— Text provided —
──────

Systems Theory - Soundtracks For Imaginary Movies

Year of Release: 2004
Label: Independent Records
Catalog Number: IR24612
Format: CD
Total Time: 74:14:00

Systems Theory's latest release, Soundtracks For Imaginary Movies, evokes movies that would be impossible to realize in the real world. Why? Because the pieces are so convoluted - in a good way - that something as linear as a real film would be much harder to execute than imagine. I bet if you listen to this without reading the titles, the journey your imagination takes will be different than that suggested by the composers, and different again from any other person experiencing the same pieces of music -- your imagination becomes the unlisted instrument. There are just three men, plus an array of guests, who have created this sonic soundtrack to your subconscious: Greg Amov, Steven Davies-Morris and Mike Dickson, the array of guests being Diane Amov, Brian Daly, Dun Strummin (really? See, he plays guitar...), Michael Futreal and Cyndee Lee Rule (full credits in the usual spot below the review)

──────

— Recorded information —
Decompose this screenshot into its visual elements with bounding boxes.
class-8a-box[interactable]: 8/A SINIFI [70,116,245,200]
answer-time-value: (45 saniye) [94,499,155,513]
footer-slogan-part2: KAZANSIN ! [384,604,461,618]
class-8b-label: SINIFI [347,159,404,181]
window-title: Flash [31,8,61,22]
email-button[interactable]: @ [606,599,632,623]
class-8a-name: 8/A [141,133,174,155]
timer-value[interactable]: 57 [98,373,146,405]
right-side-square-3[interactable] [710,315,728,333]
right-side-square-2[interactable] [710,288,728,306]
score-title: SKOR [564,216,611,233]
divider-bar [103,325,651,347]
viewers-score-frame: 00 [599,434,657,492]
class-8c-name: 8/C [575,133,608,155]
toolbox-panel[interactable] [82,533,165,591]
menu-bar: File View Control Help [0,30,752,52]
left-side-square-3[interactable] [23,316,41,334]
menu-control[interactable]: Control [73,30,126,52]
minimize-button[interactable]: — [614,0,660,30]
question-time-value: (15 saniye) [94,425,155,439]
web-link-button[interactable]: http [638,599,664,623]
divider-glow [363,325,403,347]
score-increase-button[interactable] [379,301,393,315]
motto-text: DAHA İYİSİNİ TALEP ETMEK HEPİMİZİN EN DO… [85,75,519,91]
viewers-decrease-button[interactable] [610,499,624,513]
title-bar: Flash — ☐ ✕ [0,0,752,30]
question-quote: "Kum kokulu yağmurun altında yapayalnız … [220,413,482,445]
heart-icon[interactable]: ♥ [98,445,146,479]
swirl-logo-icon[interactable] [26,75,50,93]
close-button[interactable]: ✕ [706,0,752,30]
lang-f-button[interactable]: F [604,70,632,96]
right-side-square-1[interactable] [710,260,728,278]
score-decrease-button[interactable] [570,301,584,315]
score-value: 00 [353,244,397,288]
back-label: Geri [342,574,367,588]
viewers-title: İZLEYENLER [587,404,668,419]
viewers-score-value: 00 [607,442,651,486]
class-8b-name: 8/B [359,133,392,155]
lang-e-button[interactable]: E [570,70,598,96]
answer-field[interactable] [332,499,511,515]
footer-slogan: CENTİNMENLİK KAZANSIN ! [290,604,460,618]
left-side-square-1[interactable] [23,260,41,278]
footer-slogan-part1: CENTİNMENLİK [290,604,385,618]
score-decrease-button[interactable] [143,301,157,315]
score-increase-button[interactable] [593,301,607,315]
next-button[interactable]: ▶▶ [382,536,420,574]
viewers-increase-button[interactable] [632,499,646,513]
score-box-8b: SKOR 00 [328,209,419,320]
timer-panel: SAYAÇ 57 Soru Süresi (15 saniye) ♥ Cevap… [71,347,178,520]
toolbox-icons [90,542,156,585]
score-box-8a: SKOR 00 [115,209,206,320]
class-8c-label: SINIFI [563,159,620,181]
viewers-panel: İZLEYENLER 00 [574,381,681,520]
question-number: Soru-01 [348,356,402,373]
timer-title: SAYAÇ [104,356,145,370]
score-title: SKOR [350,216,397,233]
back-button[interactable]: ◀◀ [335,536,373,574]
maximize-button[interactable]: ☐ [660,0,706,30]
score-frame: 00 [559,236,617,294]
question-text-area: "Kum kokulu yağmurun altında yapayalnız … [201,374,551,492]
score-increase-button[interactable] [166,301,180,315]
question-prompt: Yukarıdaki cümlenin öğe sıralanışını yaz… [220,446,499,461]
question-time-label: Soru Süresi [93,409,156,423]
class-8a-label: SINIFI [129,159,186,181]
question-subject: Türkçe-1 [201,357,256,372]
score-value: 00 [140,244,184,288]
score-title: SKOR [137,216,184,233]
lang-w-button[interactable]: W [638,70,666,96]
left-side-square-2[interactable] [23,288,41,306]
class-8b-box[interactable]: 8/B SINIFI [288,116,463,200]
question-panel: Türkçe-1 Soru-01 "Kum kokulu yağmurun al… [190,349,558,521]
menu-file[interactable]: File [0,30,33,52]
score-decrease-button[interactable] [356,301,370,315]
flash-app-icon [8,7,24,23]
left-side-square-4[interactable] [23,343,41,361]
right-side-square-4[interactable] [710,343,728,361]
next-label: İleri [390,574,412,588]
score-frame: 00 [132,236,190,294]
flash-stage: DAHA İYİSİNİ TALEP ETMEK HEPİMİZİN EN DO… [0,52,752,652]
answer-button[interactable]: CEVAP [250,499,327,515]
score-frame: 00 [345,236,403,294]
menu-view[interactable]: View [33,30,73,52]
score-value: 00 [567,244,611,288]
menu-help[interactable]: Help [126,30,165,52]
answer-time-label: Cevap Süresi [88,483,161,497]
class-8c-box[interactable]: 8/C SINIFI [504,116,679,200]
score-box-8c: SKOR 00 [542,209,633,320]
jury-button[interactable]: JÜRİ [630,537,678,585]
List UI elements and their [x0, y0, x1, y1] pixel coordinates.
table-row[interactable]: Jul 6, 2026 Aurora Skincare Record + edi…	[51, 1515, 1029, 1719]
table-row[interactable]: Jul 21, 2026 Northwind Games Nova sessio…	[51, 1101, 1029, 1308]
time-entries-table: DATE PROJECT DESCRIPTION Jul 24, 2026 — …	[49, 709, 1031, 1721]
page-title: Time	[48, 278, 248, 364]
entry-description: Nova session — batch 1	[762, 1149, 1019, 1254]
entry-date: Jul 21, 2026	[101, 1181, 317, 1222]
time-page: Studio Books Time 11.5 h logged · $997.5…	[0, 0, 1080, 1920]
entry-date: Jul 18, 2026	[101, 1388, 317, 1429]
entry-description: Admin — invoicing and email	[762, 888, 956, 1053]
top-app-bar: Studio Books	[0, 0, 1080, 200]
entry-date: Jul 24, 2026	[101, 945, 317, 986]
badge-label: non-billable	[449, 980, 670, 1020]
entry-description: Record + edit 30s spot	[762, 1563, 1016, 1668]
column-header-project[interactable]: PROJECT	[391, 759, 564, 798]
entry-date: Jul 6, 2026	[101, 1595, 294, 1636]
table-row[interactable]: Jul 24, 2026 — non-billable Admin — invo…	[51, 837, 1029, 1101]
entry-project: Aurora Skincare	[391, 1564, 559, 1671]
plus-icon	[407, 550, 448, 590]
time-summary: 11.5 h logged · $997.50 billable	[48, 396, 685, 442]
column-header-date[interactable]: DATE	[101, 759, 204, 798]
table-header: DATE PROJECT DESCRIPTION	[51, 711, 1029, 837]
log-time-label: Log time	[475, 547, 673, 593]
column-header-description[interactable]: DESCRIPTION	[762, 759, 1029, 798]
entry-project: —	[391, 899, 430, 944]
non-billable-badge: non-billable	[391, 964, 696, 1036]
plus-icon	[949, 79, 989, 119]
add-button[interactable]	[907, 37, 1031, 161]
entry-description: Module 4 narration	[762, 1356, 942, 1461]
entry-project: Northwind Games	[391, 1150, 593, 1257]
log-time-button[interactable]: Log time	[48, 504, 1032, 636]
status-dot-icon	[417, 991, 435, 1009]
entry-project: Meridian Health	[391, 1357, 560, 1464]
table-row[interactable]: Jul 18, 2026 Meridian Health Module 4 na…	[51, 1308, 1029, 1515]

──────

— Task prompt —
Condense the paragraph of the album review that begins "Systems Theory's latest release" into a shorter version that keeps its main facts.

— The output —
Soundtracks For Imaginary Movies, the latest release from Systems Theory, evokes films so convoluted that they would be hard to make in the real world. The reviewer expects that listeners who skip the titles will each imagine a different journey, one unlike the composers' and unlike any other listener's, so imagination becomes the unlisted instrument. The album was created by three men, Greg Amov, Steven Davies-Morris and Mike Dickson, with guests Diane Amov, Brian Daly, Dun Strummin, Michael Futreal and Cyndee Lee Rule.